Filter the records below down to lines containing "like".

Saved entries:
+ + + +

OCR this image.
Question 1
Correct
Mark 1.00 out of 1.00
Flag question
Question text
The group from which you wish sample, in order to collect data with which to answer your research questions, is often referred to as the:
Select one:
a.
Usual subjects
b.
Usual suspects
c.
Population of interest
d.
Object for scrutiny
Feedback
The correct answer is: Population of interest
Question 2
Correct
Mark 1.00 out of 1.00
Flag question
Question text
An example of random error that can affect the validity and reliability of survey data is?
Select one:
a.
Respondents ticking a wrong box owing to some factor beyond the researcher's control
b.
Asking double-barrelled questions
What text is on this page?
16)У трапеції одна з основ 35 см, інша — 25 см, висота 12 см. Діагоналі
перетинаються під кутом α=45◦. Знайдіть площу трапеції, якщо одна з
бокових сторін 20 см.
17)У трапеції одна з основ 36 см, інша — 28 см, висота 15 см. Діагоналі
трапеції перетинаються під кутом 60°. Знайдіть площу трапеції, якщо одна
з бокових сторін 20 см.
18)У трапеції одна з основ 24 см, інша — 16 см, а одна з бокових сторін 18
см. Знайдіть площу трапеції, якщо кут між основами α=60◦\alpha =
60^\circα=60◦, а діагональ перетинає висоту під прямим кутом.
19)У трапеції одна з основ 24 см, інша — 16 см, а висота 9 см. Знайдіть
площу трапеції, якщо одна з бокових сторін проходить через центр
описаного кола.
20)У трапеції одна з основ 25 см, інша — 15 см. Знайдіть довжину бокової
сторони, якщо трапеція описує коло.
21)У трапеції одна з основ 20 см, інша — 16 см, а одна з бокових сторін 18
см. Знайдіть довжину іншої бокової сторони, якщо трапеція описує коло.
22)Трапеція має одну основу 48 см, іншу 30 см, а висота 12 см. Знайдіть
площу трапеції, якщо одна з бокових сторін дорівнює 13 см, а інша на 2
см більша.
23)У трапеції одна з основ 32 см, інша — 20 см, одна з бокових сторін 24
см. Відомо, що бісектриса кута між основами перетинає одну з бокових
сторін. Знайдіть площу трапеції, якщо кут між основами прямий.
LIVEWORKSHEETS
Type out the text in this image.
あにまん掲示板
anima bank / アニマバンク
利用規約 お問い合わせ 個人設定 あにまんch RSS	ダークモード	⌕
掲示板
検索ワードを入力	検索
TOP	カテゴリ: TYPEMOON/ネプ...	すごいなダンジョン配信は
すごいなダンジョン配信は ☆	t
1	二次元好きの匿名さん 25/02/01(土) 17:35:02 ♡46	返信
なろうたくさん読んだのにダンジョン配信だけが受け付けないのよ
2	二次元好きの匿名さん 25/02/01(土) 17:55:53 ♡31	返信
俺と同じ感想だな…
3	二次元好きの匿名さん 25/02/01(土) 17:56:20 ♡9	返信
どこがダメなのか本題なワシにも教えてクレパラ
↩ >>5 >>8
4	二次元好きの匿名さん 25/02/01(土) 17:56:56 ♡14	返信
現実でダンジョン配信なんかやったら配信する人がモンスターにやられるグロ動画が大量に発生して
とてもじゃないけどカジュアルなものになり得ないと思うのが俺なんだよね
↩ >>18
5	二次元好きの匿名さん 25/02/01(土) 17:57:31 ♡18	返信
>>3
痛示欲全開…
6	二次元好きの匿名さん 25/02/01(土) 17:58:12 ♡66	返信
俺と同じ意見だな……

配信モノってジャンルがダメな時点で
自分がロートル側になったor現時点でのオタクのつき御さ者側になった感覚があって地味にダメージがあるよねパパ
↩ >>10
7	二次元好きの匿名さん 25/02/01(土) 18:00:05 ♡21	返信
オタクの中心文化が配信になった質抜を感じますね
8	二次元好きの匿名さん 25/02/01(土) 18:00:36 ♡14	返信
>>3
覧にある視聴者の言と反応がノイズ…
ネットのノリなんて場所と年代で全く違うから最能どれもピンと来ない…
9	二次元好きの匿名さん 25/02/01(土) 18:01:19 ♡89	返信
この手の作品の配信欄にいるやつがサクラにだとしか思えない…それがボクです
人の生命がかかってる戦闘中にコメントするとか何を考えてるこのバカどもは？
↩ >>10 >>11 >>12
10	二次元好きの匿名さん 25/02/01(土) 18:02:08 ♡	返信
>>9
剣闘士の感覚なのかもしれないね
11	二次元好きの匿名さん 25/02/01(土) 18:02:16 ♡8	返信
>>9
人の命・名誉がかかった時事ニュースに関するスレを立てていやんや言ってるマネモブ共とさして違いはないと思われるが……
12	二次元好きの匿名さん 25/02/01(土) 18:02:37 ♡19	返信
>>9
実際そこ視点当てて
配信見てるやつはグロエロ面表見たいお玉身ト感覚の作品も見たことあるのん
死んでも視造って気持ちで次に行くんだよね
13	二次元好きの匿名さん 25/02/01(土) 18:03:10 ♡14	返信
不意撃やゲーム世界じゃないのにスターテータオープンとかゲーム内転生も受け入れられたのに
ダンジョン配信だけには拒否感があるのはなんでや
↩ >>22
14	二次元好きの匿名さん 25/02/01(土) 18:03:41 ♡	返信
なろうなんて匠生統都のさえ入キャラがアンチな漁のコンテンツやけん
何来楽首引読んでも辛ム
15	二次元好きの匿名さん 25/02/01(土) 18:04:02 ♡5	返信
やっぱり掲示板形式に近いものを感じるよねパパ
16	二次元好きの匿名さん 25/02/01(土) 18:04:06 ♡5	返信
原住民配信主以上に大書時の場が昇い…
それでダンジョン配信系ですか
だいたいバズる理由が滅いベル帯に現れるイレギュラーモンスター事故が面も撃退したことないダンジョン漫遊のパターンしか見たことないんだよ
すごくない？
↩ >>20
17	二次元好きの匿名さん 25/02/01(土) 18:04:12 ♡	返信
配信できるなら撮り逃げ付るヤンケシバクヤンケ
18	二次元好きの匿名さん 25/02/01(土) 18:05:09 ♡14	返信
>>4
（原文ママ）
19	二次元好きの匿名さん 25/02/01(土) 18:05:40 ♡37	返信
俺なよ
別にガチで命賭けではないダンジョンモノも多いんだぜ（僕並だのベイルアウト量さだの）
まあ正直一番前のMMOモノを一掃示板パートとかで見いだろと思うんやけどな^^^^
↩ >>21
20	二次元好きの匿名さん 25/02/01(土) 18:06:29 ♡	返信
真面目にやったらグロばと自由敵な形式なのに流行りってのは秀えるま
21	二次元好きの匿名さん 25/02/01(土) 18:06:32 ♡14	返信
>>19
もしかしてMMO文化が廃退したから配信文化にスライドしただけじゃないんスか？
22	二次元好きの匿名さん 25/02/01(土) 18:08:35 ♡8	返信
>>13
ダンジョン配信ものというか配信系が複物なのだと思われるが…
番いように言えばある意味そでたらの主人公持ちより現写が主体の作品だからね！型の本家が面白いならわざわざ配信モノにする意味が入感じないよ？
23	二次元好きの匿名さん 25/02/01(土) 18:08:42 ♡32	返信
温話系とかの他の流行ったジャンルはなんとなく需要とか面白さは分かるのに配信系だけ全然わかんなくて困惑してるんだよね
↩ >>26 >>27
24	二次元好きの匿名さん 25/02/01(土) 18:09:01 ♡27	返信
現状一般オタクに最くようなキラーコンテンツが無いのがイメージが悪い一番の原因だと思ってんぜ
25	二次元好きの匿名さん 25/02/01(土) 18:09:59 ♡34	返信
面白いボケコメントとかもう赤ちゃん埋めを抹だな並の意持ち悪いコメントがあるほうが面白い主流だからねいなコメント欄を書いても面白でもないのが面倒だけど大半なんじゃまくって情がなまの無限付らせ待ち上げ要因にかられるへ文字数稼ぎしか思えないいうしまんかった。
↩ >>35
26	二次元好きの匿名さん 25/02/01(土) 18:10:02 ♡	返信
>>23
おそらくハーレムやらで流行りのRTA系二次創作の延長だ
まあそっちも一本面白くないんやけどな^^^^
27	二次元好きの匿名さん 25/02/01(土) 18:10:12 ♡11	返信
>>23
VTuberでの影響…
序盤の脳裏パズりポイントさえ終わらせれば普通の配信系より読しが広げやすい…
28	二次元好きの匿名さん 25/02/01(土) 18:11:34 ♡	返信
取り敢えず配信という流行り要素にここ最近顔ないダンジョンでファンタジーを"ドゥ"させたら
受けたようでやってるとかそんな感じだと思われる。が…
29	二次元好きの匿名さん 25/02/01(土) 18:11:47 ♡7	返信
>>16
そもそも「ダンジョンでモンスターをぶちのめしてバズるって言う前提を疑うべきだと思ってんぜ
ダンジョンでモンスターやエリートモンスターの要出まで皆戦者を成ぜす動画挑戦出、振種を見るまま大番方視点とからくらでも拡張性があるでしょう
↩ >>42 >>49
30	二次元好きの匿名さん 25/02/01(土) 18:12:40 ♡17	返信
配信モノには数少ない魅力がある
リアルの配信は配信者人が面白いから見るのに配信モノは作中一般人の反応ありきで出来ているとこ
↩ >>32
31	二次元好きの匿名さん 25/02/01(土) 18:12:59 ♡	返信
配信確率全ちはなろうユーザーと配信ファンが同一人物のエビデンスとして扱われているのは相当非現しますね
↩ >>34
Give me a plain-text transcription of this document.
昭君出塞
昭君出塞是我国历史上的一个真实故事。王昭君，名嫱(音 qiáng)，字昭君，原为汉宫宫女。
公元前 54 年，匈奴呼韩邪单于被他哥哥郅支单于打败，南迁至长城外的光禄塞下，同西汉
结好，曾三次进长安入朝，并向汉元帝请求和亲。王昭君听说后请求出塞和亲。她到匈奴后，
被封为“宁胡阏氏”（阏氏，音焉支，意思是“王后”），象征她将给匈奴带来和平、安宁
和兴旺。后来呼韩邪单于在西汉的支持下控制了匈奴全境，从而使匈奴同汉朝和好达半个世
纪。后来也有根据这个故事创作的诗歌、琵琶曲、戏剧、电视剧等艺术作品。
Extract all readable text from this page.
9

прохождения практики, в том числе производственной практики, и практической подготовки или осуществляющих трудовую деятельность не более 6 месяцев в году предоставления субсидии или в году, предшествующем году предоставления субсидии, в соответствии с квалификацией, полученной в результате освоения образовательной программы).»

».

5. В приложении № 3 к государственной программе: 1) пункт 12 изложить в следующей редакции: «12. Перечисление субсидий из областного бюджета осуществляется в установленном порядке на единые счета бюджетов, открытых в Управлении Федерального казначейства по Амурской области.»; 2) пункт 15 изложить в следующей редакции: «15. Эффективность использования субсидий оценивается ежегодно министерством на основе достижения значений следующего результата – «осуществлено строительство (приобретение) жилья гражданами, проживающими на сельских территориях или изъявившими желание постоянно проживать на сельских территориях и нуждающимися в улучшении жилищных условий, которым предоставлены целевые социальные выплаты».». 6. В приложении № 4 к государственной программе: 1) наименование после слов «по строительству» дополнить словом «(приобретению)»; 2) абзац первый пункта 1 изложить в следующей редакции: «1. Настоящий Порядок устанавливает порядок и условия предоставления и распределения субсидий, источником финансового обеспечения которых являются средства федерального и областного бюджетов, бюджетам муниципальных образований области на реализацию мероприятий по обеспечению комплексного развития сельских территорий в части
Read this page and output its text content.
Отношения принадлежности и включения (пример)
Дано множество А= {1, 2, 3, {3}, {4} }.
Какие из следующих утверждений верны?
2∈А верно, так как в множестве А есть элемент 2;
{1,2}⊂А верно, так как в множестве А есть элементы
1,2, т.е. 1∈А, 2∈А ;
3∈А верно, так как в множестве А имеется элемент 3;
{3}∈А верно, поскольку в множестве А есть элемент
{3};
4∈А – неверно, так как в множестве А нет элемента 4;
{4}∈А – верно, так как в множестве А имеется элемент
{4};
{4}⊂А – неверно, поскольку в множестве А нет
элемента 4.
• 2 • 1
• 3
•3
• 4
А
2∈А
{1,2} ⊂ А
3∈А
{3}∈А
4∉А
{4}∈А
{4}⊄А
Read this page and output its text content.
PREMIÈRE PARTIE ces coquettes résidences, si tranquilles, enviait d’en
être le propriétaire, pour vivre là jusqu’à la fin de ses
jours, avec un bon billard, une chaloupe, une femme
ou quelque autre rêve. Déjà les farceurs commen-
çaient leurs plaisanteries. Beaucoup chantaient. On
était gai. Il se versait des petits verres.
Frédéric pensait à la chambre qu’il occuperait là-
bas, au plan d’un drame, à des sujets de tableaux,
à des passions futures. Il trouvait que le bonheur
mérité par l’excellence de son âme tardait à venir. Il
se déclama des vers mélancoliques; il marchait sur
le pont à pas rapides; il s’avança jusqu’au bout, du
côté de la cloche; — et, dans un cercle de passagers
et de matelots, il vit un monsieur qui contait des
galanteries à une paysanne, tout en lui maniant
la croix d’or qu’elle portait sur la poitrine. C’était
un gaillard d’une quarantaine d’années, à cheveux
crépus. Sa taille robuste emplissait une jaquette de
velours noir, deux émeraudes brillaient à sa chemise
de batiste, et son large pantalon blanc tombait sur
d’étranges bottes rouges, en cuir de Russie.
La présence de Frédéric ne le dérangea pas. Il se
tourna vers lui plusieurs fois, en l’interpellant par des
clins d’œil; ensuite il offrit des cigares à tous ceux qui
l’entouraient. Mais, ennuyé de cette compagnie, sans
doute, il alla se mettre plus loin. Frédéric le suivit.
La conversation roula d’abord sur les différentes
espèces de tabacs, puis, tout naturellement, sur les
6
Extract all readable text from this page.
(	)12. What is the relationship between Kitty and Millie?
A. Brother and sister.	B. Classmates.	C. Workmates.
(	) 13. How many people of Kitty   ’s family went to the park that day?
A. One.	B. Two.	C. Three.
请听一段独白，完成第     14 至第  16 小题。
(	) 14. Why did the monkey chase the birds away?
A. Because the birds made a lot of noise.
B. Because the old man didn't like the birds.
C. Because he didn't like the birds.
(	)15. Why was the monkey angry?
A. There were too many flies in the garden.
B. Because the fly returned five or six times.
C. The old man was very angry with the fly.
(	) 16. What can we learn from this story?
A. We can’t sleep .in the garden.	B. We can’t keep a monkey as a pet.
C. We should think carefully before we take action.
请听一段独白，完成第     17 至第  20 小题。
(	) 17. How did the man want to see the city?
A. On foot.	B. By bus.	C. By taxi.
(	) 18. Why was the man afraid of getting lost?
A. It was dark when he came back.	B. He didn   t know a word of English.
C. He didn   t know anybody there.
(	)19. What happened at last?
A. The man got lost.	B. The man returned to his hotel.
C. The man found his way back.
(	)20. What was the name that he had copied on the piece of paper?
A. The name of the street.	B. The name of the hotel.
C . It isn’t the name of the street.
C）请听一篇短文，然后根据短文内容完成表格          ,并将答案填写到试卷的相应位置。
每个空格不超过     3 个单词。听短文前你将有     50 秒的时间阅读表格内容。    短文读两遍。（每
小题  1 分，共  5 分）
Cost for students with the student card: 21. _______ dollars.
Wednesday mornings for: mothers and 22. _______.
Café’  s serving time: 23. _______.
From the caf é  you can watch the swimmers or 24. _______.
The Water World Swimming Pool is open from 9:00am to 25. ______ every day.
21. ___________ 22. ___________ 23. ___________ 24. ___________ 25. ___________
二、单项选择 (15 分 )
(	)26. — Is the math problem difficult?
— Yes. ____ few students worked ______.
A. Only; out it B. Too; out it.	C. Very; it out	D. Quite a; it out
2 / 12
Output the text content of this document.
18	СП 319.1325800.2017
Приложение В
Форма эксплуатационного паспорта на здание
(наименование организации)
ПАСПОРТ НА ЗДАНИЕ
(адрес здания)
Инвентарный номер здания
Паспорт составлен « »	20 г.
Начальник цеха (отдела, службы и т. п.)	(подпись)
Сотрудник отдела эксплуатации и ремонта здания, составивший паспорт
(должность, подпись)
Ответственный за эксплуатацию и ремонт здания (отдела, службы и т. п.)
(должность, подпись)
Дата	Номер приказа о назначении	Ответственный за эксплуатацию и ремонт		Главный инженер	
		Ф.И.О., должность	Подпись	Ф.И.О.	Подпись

+ + + +

[SOLUTION TO THIS PROBLEM]
B. Because the old man didn't like the birds.
C. Because he didn't like the birds.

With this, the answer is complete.